▶ [Your objective] Check each line of the records for "exploited"; collect those that have it.

▶ [Data provided]
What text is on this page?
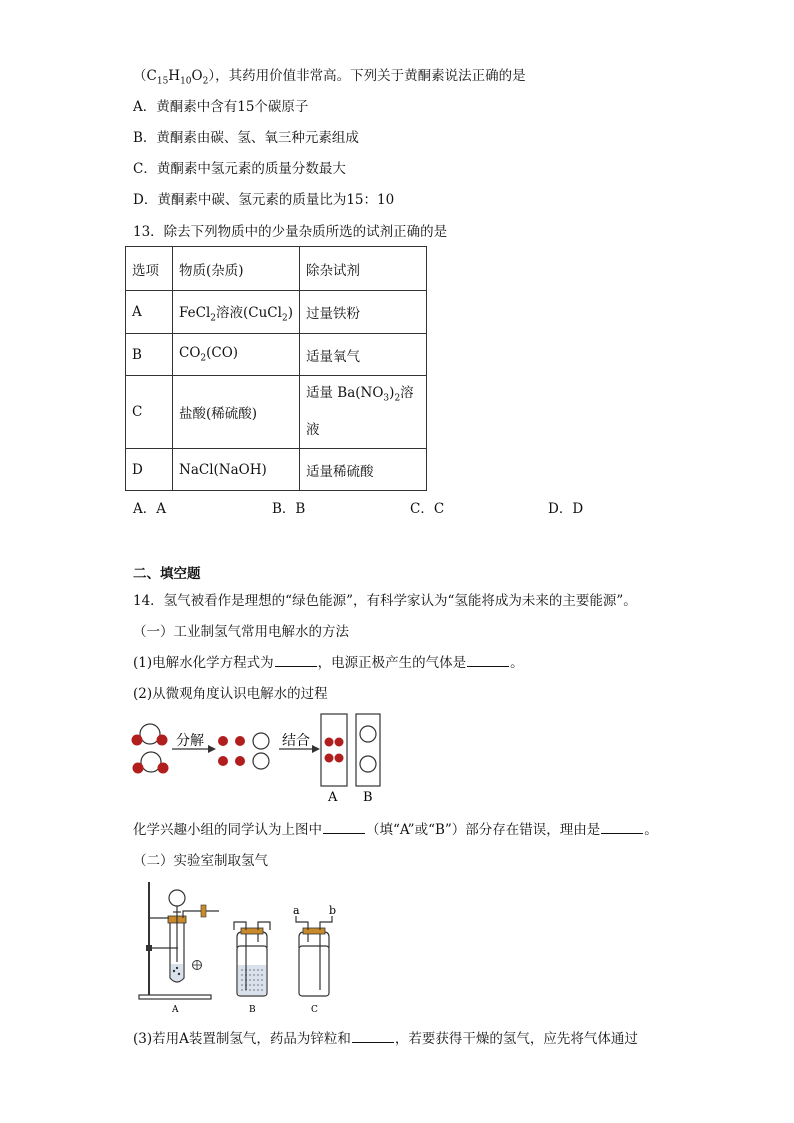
$(C_{15}H_{10}O_2)$，其药用价值非常高。下列关于黄酮素说法正确的是
A．黄酮素中含有15个碳原子
B．黄酮素由碳、氢、氧三种元素组成
C．黄酮素中氢元素的质量分数最大
D．黄酮素中碳、氢元素的质量比为15：10
13．除去下列物质中的少量杂质所选的试剂正确的是
选项	物质(杂质)	除杂试剂
A	FeCl$_2$溶液(CuCl$_2$)	过量铁粉
B	$CO_2(CO)$	适量氧气
C	盐酸(稀硫酸)	适量 $Ba(NO_3)_2$溶
液
D	NaCl(NaOH)	适量稀硫酸
A．A	B．B	C．C	D．D
二、填空题
14．氢气被看作是理想的“绿色能源”，有科学家认为“氢能将成为未来的主要能源”。
（一）工业制氢气常用电解水的方法
(1)电解水化学方程式为	，电源正极产生的气体是	。
(2)从微观角度认识电解水的过程
分解	结合
A B
化学兴趣小组的同学认为上图中	（填“A”或“B”）部分存在错误，理由是	。
（二）实验室制取氢气
A	B
a	b
C
(3)若用A装置制氢气，药品为锌粒和	，若要获得干燥的氢气，应先将气体通过
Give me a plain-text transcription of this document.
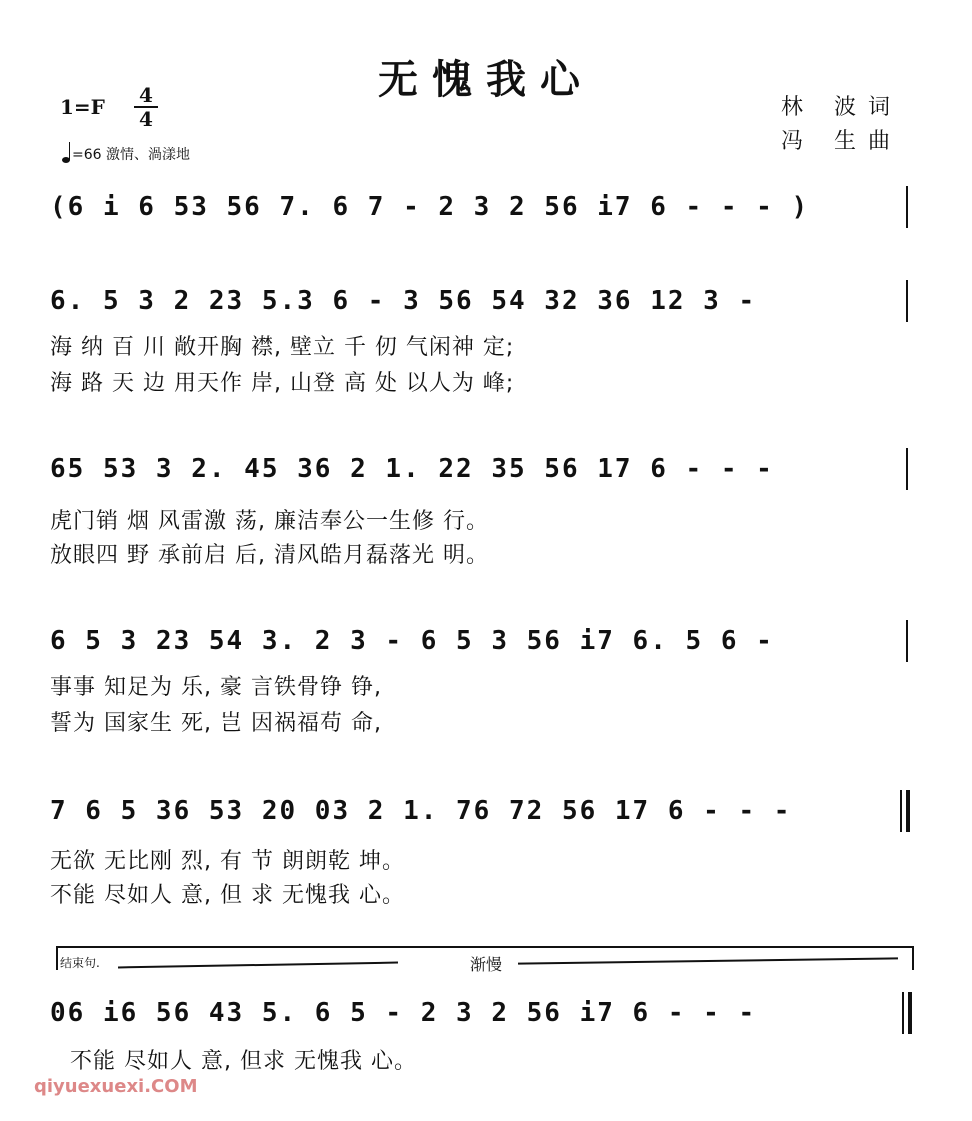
无愧我心
1=F 4
4
=66 激情、渦漾地
林 波词
冯 生曲
(6 i 6 53 56 7. 6 7 - 2 3 2 56 i7 6 - - - )
6. 5 3 2 23 5.3 6 - 3 56 54 32 36 12 3 -
海 纳 百 川 敞开胸 襟, 壁立 千 仞 气闲神 定;
海 路 天 边 用天作 岸, 山登 高 处 以人为 峰;
65 53 3 2. 45 36 2 1. 22 35 56 17 6 - - -
虎门销 烟 风雷激 荡, 廉洁奉公一生修 行。
放眼四 野 承前启 后, 清风皓月磊落光 明。
6 5 3 23 54 3. 2 3 - 6 5 3 56 i7 6. 5 6 -
事事 知足为 乐, 豪 言铁骨铮 铮,
誓为 国家生 死, 岂 因祸福苟 命,
7 6 5 36 53 20 03 2 1. 76 72 56 17 6 - - -
无欲 无比刚 烈, 有 节 朗朗乾 坤。
不能 尽如人 意, 但 求 无愧我 心。
结束句.	渐慢
06 i6 56 43 5. 6 5 - 2 3 2 56 i7 6 - - -
不能 尽如人 意, 但求 无愧我 心。
qiyuexuexi.COM
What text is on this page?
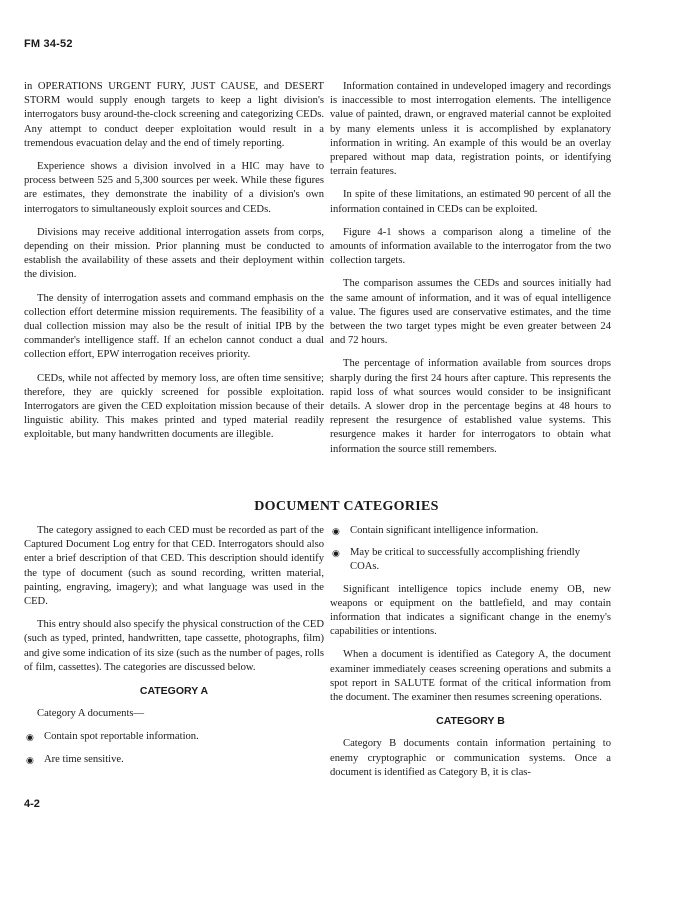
FM 34-52

in OPERATIONS URGENT FURY, JUST CAUSE, and DESERT STORM would supply enough targets to keep a light division's interrogators busy around-the-clock screening and categorizing CEDs. Any attempt to conduct deeper exploitation would result in a tremendous evacuation delay and the end of timely reporting.

Experience shows a division involved in a HIC may have to process between 525 and 5,300 sources per week. While these figures are estimates, they demonstrate the inability of a division's own interrogators to simultaneously exploit sources and CEDs.

Divisions may receive additional interrogation assets from corps, depending on their mission. Prior planning must be conducted to establish the availability of these assets and their deployment within the division.

The density of interrogation assets and command emphasis on the collection effort determine mission requirements. The feasibility of a dual collection mission may also be the result of initial IPB by the commander's intelligence staff. If an echelon cannot conduct a dual collection effort, EPW interrogation receives priority.

CEDs, while not affected by memory loss, are often time sensitive; therefore, they are quickly screened for possible exploitation. Interrogators are given the CED exploitation mission because of their linguistic ability. This makes printed and typed material readily exploitable, but many handwritten documents are illegible.

Information contained in undeveloped imagery and recordings is inaccessible to most interrogation elements. The intelligence value of painted, drawn, or engraved material cannot be exploited by many elements unless it is accomplished by explanatory information in writing. An example of this would be an overlay prepared without map data, registration points, or identifying terrain features.

In spite of these limitations, an estimated 90 percent of all the information contained in CEDs can be exploited.

Figure 4-1 shows a comparison along a timeline of the amounts of information available to the interrogator from the two collection targets.

The comparison assumes the CEDs and sources initially had the same amount of information, and it was of equal intelligence value. The figures used are conservative estimates, and the time between the two target types might be even greater between 24 and 72 hours.

The percentage of information available from sources drops sharply during the first 24 hours after capture. This represents the rapid loss of what sources would consider to be insignificant details. A slower drop in the percentage begins at 48 hours to represent the resurgence of established value systems. This resurgence makes it harder for interrogators to obtain what information the source still remembers.

DOCUMENT CATEGORIES

The category assigned to each CED must be recorded as part of the Captured Document Log entry for that CED. Interrogators should also enter a brief description of that CED. This description should identify the type of document (such as sound recording, written material, painting, engraving, imagery); and what language was used in the CED.

This entry should also specify the physical construction of the CED (such as typed, printed, handwritten, tape cassette, photographs, film) and give some indication of its size (such as the number of pages, rolls of film, cassettes). The categories are discussed below.

CATEGORY A

Category A documents—

◉ Contain spot reportable information.
◉ Are time sensitive.
◉ Contain significant intelligence information.
◉ May be critical to successfully accomplishing friendly COAs.

Significant intelligence topics include enemy OB, new weapons or equipment on the battlefield, and may contain information that indicates a significant change in the enemy's capabilities or intentions.

When a document is identified as Category A, the document examiner immediately ceases screening operations and submits a spot report in SALUTE format of the critical information from the document. The examiner then resumes screening operations.

CATEGORY B

Category B documents contain information pertaining to enemy cryptographic or communication systems. Once a document is identified as Category B, it is clas-

4-2
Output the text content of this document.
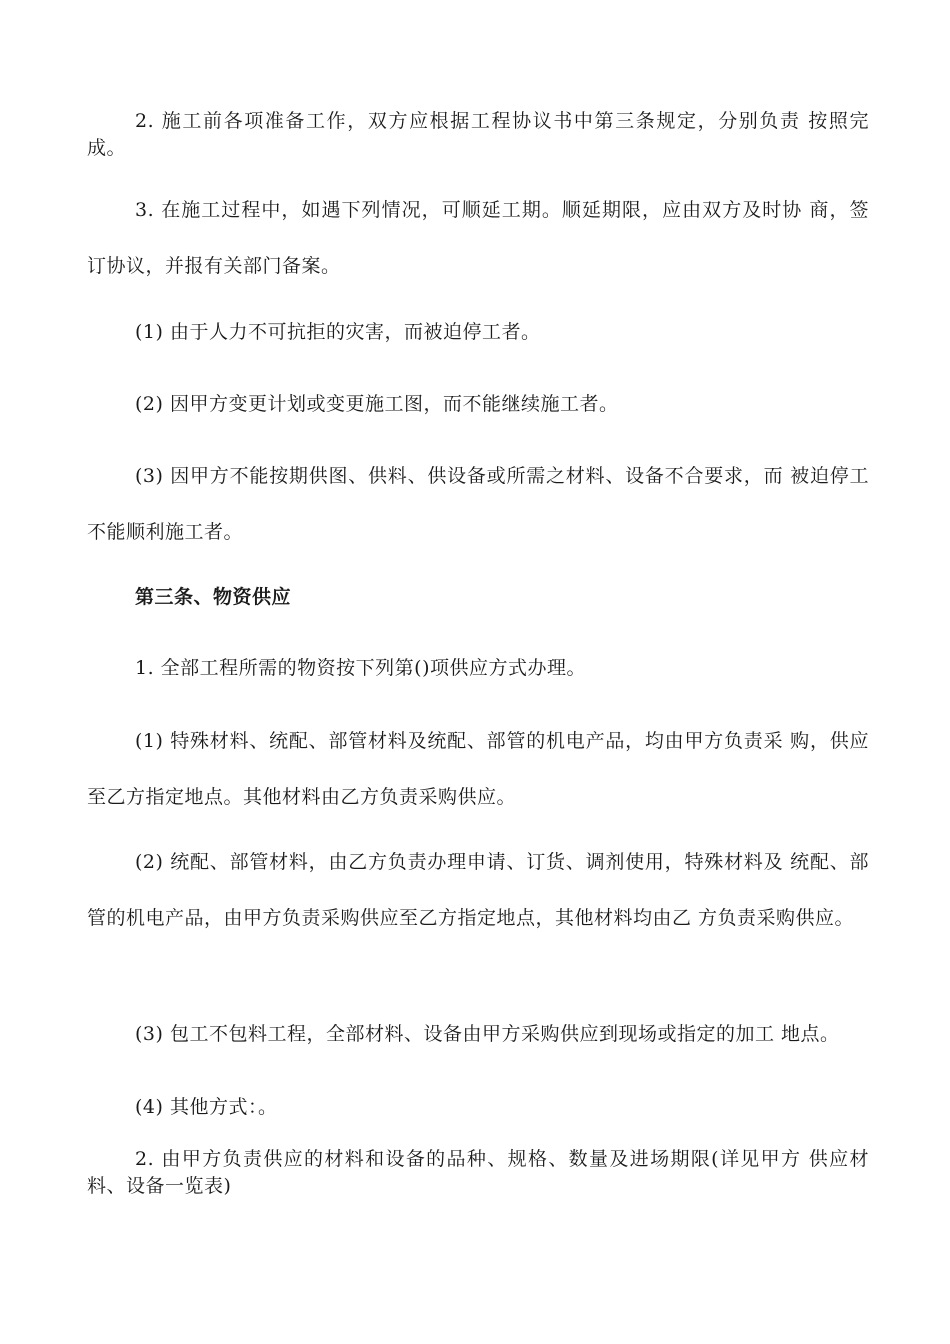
2. 施工前各项准备工作，双方应根据工程协议书中第三条规定，分别负责 按照完成。

3. 在施工过程中，如遇下列情况，可顺延工期。顺延期限，应由双方及时协 商，签订协议，并报有关部门备案。

(1) 由于人力不可抗拒的灾害，而被迫停工者。

(2) 因甲方变更计划或变更施工图，而不能继续施工者。

(3) 因甲方不能按期供图、供料、供设备或所需之材料、设备不合要求，而 被迫停工不能顺利施工者。

第三条、物资供应

1. 全部工程所需的物资按下列第()项供应方式办理。

(1) 特殊材料、统配、部管材料及统配、部管的机电产品，均由甲方负责采 购，供应至乙方指定地点。其他材料由乙方负责采购供应。

(2) 统配、部管材料，由乙方负责办理申请、订货、调剂使用，特殊材料及 统配、部管的机电产品，由甲方负责采购供应至乙方指定地点，其他材料均由乙 方负责采购供应。

(3) 包工不包料工程，全部材料、设备由甲方采购供应到现场或指定的加工 地点。

(4) 其他方式：。

2. 由甲方负责供应的材料和设备的品种、规格、数量及进场期限(详见甲方 供应材料、设备一览表)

▶ [Solution to this exercise]
Information contained in undeveloped imagery and recordings is inaccessible to most interrogation elements. The intelligence value of painted, drawn, or engraved material cannot be exploited by many elements unless it is accomplished by explanatory information in writing. An example of this would be an overlay prepared without map data, registration points, or identifying terrain features.
In spite of these limitations, an estimated 90 percent of all the information contained in CEDs can be exploited.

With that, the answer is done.